* **TESTO DI PARTENZA**

┌──

DECRETO TRASPARENZA: NUOVI OBBLIGHI PER I DATORI DI LAVORO

News / Paghe e consulenza del lavoro - venerdì 12 ago 2022 alle 15:05 | A cura dell'Uffico Stampa


E' stato recentemente pubblicato in Gazzetta Ufficiale il D.Lgs. 27 giugno 2022, n. 104 (c.d. Decreto trasparenza) di recepimento della Direttiva UE 2019/1152 relativa a condizioni di lavoro trasparenti e prevedibili nell’Unione europea.
Il decreto entrerà in vigore domani, 13 agosto 2022.
Le prime istruzioni operative del Ministero sono state pubblicate con circolare 4/2022 il 10/8/2022.
Le disposizioni dettate dalla direttiva intendono promuovere l’accesso dei lavoratori alle informazioni concernenti le loro condizioni di lavoro al fine di garantire la conoscenza e la prevedibilità.
In pratica, il c.d. Decreto “Trasparenza”, introduce una serie di obblighi informativi a carico del datore di lavoro per quanto riguarda le informazioni da comunicare in sede di assunzione relative agli elementi essenziali del rapporto di lavoro che, pertanto, devono essere ulteriormente dettagliati dal punto di vista dei contenuti.
Gli obblighi di informazione sono assolti mediante la consegna al lavoratore, all’atto dell’instaurazione del rapporto di lavoro e prima dell’inizio dell’attività lavorativa, del contratto individuale di lavoro che dovrà essere conforme alle nuove prescrizioni normative nonché della copia telematica di instaurazione del rapporto di lavoro.
Le informazioni eventualmente non contenute nell’atto consegnato potranno comunque essere comunicate non oltre sette giorni dall’ inizio della prestazione lavorativa.

Tra le informazioni da fornire vi sono:
1. l’identità delle parti del rapporto di lavoro (inclusi, ove esistenti, co-datori);
2. il luogo di lavoro;
3. la sede del datore di lavoro;
4. l'inquadramento, il livello e la qualifica attribuiti al lavoratore;
5. la data di inizio del rapporto;
6. la tipologia di rapporto di lavoro;
7. l’identità dell’impresa utilizzatrice, nel caso di lavoratori somministrati;
8. la durata del periodo di prova, se previsto;
9.il diritto a ricevere la formazione erogata dal datore, se prevista;
10 la durata delle ferie e degli altri congedi retribuiti;
11. i termini del preavviso;
12. l'importo iniziale della retribuzione con i relativi elementi, nonchè il periodo e le modalità di pagamento;
13. la programmazione dell'orario normale di lavoro, nonché le eventuali condizioni relative a cambiamenti di turno, lavoro straordinario e caratteristiche di flessibilità;
14. il contratto collettivo, anche aziendale, applicato con l’indicazione delle parti che lo hanno sottoscritto;
15.gli enti e gli istituti che ricevono i contributi previdenziali e assicurativi dovuti dal datore di lavoro e qualunque forma di protezione in materia di sicurezza sociale fornita dal datore di lavoro.

└──

* **VOCI ESTRATTE**
┌──

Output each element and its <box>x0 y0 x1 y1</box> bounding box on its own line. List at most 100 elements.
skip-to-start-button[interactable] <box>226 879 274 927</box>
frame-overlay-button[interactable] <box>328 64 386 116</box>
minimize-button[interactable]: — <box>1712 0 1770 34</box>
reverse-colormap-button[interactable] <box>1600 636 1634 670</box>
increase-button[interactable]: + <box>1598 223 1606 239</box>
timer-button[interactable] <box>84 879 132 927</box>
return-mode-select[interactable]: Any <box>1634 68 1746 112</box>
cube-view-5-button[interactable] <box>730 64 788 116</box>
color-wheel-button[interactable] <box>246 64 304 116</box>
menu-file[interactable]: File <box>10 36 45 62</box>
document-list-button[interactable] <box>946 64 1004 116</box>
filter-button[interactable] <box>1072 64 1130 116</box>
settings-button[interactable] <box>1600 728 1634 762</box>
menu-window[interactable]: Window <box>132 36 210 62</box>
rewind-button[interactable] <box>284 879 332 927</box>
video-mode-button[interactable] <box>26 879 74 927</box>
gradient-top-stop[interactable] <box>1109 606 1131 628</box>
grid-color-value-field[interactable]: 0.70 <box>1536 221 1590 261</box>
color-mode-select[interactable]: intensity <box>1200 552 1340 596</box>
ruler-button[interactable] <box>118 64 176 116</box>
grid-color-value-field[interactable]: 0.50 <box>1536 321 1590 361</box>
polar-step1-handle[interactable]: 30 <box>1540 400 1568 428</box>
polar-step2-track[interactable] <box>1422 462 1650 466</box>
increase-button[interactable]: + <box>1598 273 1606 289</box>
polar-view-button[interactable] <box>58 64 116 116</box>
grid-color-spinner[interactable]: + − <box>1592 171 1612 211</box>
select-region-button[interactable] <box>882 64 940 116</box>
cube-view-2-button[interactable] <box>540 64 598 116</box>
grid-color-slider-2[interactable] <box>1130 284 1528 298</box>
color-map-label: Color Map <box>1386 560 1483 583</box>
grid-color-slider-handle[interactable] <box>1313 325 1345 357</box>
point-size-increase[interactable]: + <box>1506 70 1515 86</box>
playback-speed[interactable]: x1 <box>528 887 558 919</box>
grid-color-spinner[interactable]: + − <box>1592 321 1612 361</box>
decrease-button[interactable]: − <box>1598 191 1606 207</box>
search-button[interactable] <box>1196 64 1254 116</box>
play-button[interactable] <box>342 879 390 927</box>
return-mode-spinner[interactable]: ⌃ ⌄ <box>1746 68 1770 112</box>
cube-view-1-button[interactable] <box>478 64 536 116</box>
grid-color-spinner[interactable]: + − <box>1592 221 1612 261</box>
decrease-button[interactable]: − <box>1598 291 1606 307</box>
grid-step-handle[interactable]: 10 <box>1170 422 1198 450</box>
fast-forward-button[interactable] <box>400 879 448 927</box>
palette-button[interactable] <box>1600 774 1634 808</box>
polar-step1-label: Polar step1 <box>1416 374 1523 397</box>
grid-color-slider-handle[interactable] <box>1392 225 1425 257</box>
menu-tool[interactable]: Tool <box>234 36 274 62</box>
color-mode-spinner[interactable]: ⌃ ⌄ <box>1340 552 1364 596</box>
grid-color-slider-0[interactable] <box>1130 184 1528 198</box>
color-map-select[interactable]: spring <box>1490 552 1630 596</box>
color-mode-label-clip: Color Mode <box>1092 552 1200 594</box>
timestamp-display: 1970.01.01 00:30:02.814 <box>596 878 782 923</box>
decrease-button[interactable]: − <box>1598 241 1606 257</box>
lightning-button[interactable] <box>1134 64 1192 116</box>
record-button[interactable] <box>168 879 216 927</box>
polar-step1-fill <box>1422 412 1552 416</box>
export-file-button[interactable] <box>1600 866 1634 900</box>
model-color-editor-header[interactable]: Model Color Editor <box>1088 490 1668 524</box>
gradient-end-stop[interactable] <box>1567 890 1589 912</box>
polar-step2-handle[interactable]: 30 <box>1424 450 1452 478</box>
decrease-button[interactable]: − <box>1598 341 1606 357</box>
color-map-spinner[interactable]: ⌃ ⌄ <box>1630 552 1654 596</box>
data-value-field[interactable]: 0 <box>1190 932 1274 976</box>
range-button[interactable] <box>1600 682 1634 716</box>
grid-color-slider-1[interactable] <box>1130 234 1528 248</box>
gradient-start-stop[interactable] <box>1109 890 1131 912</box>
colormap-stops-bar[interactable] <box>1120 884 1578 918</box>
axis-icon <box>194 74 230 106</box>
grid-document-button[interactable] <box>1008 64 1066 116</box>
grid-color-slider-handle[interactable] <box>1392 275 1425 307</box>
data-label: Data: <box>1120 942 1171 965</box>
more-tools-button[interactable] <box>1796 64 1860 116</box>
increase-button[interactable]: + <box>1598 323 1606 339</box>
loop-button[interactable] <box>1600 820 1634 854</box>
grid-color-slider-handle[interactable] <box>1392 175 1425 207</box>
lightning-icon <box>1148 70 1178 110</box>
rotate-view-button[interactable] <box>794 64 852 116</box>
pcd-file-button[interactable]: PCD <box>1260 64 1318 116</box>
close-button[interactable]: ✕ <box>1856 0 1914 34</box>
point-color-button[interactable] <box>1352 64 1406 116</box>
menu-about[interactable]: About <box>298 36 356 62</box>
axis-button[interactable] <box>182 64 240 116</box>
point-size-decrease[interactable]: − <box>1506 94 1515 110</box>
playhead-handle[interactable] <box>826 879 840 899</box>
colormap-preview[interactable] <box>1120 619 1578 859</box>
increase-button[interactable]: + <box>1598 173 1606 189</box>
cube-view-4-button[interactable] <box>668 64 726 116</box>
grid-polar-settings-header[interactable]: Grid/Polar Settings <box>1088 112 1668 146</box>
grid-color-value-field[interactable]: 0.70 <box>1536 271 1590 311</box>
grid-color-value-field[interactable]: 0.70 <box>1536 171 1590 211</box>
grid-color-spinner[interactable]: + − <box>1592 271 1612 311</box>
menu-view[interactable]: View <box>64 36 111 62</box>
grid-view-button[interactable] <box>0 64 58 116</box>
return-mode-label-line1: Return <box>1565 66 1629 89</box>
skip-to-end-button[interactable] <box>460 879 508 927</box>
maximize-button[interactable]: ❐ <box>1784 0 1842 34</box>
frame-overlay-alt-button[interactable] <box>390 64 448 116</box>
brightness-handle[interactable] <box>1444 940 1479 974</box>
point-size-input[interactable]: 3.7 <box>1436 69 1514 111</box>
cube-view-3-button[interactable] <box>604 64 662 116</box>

└──

* **ESERCIZIO A**
Traduci in inglese questa frase del testo di partenza: "Il decreto entrerà in vigore domani, 13 agosto 2022."
* **ESERCIZIO B**
Riporta il brano del testo di partenza che comincia da "Le prime istruzioni" e arriva fino a "vista dei contenuti.", rimpiazzando "circolare" con "nota".
Per svolgere il lavoro si fa riferimento soltanto al testo di partenza.

* **SOLUZIONE A**
The decree will enter into force tomorrow, August 13, 2022.

* **SOLUZIONE B**
Le prime istruzioni operative del Ministero sono state pubblicate con nota 4/2022 il 10/8/2022.
Le disposizioni dettate dalla direttiva intendono promuovere l’accesso dei lavoratori alle informazioni concernenti le loro condizioni di lavoro al fine di garantire la conoscenza e la prevedibilità.
In pratica, il c.d. Decreto “Trasparenza”, introduce una serie di obblighi informativi a carico del datore di lavoro per quanto riguarda le informazioni da comunicare in sede di assunzione relative agli elementi essenziali del rapporto di lavoro che, pertanto, devono essere ulteriormente dettagliati dal punto di vista dei contenuti.